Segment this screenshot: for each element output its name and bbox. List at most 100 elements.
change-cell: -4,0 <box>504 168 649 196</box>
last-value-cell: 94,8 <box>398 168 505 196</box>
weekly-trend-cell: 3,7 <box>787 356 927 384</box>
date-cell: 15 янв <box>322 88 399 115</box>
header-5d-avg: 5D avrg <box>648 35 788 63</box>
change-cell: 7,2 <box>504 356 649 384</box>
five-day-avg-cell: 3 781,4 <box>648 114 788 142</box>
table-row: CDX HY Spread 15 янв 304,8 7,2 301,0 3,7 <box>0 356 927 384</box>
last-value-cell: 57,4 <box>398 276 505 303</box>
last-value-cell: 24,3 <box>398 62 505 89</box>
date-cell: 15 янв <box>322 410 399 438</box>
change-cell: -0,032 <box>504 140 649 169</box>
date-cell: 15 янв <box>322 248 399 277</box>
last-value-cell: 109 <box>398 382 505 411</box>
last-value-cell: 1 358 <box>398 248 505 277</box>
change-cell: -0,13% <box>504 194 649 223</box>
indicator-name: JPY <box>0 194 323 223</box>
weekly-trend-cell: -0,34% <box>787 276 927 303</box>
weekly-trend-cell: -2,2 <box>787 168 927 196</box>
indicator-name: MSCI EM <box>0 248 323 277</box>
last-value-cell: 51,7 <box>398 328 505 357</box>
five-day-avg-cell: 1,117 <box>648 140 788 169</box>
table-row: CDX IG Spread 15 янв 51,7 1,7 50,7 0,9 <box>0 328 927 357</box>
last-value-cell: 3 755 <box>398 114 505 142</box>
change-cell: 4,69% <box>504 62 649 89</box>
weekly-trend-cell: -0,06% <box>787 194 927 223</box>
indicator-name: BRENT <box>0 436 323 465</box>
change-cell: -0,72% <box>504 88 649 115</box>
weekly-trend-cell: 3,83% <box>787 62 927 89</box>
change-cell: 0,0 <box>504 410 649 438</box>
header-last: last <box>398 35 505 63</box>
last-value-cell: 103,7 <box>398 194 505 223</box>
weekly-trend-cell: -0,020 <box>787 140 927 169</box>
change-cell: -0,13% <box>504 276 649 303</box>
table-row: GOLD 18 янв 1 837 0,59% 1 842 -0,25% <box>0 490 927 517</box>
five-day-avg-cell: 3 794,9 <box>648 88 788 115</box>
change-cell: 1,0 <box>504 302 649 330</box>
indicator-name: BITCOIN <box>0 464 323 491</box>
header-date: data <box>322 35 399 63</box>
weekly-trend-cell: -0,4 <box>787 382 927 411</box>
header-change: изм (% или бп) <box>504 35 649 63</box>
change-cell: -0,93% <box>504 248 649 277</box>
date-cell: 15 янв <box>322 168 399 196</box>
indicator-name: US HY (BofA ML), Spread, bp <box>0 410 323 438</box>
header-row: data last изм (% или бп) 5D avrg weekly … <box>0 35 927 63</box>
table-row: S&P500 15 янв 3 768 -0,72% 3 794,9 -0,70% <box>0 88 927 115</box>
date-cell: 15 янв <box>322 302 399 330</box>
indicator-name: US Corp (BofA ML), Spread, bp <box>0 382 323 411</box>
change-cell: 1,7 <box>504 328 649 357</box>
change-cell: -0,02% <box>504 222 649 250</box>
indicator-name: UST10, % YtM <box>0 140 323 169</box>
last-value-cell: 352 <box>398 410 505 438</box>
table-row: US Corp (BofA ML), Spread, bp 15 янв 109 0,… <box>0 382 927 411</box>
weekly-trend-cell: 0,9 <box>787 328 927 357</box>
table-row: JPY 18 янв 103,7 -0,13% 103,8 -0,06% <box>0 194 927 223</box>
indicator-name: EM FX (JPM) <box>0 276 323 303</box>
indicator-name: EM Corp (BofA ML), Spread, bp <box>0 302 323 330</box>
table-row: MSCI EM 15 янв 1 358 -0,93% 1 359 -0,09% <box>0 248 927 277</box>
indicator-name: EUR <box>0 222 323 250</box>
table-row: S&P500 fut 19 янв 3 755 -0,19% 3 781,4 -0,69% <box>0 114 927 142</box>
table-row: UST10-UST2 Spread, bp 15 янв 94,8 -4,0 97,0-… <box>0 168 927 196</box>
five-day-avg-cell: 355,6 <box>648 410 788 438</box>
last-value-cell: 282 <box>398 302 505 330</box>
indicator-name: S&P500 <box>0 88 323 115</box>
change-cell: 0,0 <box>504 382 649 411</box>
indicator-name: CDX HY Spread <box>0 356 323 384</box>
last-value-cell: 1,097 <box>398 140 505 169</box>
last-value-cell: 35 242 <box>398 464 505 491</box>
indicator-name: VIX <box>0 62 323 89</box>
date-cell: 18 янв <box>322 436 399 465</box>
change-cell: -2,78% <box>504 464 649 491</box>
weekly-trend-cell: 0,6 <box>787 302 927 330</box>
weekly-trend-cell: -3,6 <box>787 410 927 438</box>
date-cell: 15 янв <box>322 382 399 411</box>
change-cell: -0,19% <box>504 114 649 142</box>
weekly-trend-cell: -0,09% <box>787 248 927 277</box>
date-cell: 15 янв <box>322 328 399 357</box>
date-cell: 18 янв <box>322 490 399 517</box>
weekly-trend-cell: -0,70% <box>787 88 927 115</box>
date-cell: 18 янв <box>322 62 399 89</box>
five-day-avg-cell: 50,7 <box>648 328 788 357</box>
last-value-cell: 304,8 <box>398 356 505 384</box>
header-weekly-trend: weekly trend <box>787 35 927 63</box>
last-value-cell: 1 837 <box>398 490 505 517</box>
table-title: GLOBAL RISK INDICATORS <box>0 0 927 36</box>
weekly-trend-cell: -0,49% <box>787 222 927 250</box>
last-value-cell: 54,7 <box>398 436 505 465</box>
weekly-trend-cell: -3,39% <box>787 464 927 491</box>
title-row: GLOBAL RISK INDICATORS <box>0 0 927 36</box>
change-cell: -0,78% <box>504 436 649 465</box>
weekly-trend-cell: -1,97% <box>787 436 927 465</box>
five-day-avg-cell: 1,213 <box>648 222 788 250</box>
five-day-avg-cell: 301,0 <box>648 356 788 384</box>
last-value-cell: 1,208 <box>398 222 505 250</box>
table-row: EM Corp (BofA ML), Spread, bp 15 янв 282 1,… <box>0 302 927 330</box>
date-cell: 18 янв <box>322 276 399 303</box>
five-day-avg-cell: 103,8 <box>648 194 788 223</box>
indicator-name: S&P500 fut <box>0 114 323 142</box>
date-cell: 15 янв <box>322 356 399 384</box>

+--

- **Requirement**
Copy all of the material above line for line, changing no character.

- **Written solution**
Segment this screenshot: for each element output its name and bbox. List at most 100 elements.
change-cell: -4,0 <box>504 168 649 196</box>
last-value-cell: 94,8 <box>398 168 505 196</box>
weekly-trend-cell: 3,7 <box>787 356 927 384</box>
date-cell: 15 янв <box>322 88 399 115</box>
header-5d-avg: 5D avrg <box>648 35 788 63</box>
change-cell: 7,2 <box>504 356 649 384</box>
five-day-avg-cell: 3 781,4 <box>648 114 788 142</box>
table-row: CDX HY Spread 15 янв 304,8 7,2 301,0 3,7 <box>0 356 927 384</box>
last-value-cell: 57,4 <box>398 276 505 303</box>
last-value-cell: 24,3 <box>398 62 505 89</box>
date-cell: 15 янв <box>322 410 399 438</box>
change-cell: -0,032 <box>504 140 649 169</box>
date-cell: 15 янв <box>322 248 399 277</box>
last-value-cell: 109 <box>398 382 505 411</box>
last-value-cell: 1 358 <box>398 248 505 277</box>
change-cell: -0,13% <box>504 194 649 223</box>
indicator-name: JPY <box>0 194 323 223</box>
weekly-trend-cell: -0,34% <box>787 276 927 303</box>
weekly-trend-cell: -2,2 <box>787 168 927 196</box>
indicator-name: MSCI EM <box>0 248 323 277</box>
last-value-cell: 51,7 <box>398 328 505 357</box>
five-day-avg-cell: 1,117 <box>648 140 788 169</box>
table-row: CDX IG Spread 15 янв 51,7 1,7 50,7 0,9 <box>0 328 927 357</box>
last-value-cell: 3 755 <box>398 114 505 142</box>
change-cell: 4,69% <box>504 62 649 89</box>
weekly-trend-cell: -0,06% <box>787 194 927 223</box>
indicator-name: BRENT <box>0 436 323 465</box>
change-cell: -0,72% <box>504 88 649 115</box>
weekly-trend-cell: 3,83% <box>787 62 927 89</box>
change-cell: 0,0 <box>504 410 649 438</box>
header-last: last <box>398 35 505 63</box>
last-value-cell: 103,7 <box>398 194 505 223</box>
weekly-trend-cell: -0,020 <box>787 140 927 169</box>
change-cell: -0,13% <box>504 276 649 303</box>
table-row: GOLD 18 янв 1 837 0,59% 1 842 -0,25% <box>0 490 927 517</box>
five-day-avg-cell: 3 794,9 <box>648 88 788 115</box>
change-cell: 1,0 <box>504 302 649 330</box>
indicator-name: BITCOIN <box>0 464 323 491</box>
header-date: data <box>322 35 399 63</box>
weekly-trend-cell: -0,4 <box>787 382 927 411</box>
header-change: изм (% или бп) <box>504 35 649 63</box>
change-cell: -0,93% <box>504 248 649 277</box>
date-cell: 15 янв <box>322 168 399 196</box>
indicator-name: US HY (BofA ML), Spread, bp <box>0 410 323 438</box>
header-row: data last изм (% или бп) 5D avrg weekly … <box>0 35 927 63</box>
table-row: S&P500 15 янв 3 768 -0,72% 3 794,9 -0,70% <box>0 88 927 115</box>
date-cell: 15 янв <box>322 302 399 330</box>
indicator-name: US Corp (BofA ML), Spread, bp <box>0 382 323 411</box>
change-cell: 1,7 <box>504 328 649 357</box>
change-cell: -0,02% <box>504 222 649 250</box>
indicator-name: UST10, % YtM <box>0 140 323 169</box>
last-value-cell: 352 <box>398 410 505 438</box>
table-row: US Corp (BofA ML), Spread, bp 15 янв 109 0,… <box>0 382 927 411</box>
weekly-trend-cell: 0,9 <box>787 328 927 357</box>
table-row: JPY 18 янв 103,7 -0,13% 103,8 -0,06% <box>0 194 927 223</box>
indicator-name: EM FX (JPM) <box>0 276 323 303</box>
indicator-name: EM Corp (BofA ML), Spread, bp <box>0 302 323 330</box>
table-row: MSCI EM 15 янв 1 358 -0,93% 1 359 -0,09% <box>0 248 927 277</box>
indicator-name: EUR <box>0 222 323 250</box>
table-row: S&P500 fut 19 янв 3 755 -0,19% 3 781,4 -0,69% <box>0 114 927 142</box>
table-row: UST10-UST2 Spread, bp 15 янв 94,8 -4,0 97,0-… <box>0 168 927 196</box>
five-day-avg-cell: 355,6 <box>648 410 788 438</box>
last-value-cell: 282 <box>398 302 505 330</box>
indicator-name: S&P500 <box>0 88 323 115</box>
change-cell: 0,0 <box>504 382 649 411</box>
indicator-name: CDX HY Spread <box>0 356 323 384</box>
last-value-cell: 1,097 <box>398 140 505 169</box>
last-value-cell: 35 242 <box>398 464 505 491</box>
indicator-name: VIX <box>0 62 323 89</box>
date-cell: 18 янв <box>322 436 399 465</box>
change-cell: -2,78% <box>504 464 649 491</box>
weekly-trend-cell: 0,6 <box>787 302 927 330</box>
weekly-trend-cell: -3,6 <box>787 410 927 438</box>
date-cell: 15 янв <box>322 382 399 411</box>
change-cell: -0,19% <box>504 114 649 142</box>
weekly-trend-cell: -0,09% <box>787 248 927 277</box>
date-cell: 15 янв <box>322 328 399 357</box>
date-cell: 18 янв <box>322 490 399 517</box>
weekly-trend-cell: -0,70% <box>787 88 927 115</box>
date-cell: 18 янв <box>322 62 399 89</box>
five-day-avg-cell: 50,7 <box>648 328 788 357</box>
last-value-cell: 304,8 <box>398 356 505 384</box>
header-weekly-trend: weekly trend <box>787 35 927 63</box>
last-value-cell: 1 837 <box>398 490 505 517</box>
table-title: GLOBAL RISK INDICATORS <box>0 0 927 36</box>
weekly-trend-cell: -0,49% <box>787 222 927 250</box>
last-value-cell: 54,7 <box>398 436 505 465</box>
weekly-trend-cell: -3,39% <box>787 464 927 491</box>
title-row: GLOBAL RISK INDICATORS <box>0 0 927 36</box>
change-cell: -0,78% <box>504 436 649 465</box>
weekly-trend-cell: -1,97% <box>787 436 927 465</box>
five-day-avg-cell: 1,213 <box>648 222 788 250</box>
five-day-avg-cell: 301,0 <box>648 356 788 384</box>
last-value-cell: 1,208 <box>398 222 505 250</box>
table-row: EM Corp (BofA ML), Spread, bp 15 янв 282 1,… <box>0 302 927 330</box>
date-cell: 18 янв <box>322 276 399 303</box>
five-day-avg-cell: 103,8 <box>648 194 788 223</box>
indicator-name: S&P500 fut <box>0 114 323 142</box>
date-cell: 15 янв <box>322 356 399 384</box>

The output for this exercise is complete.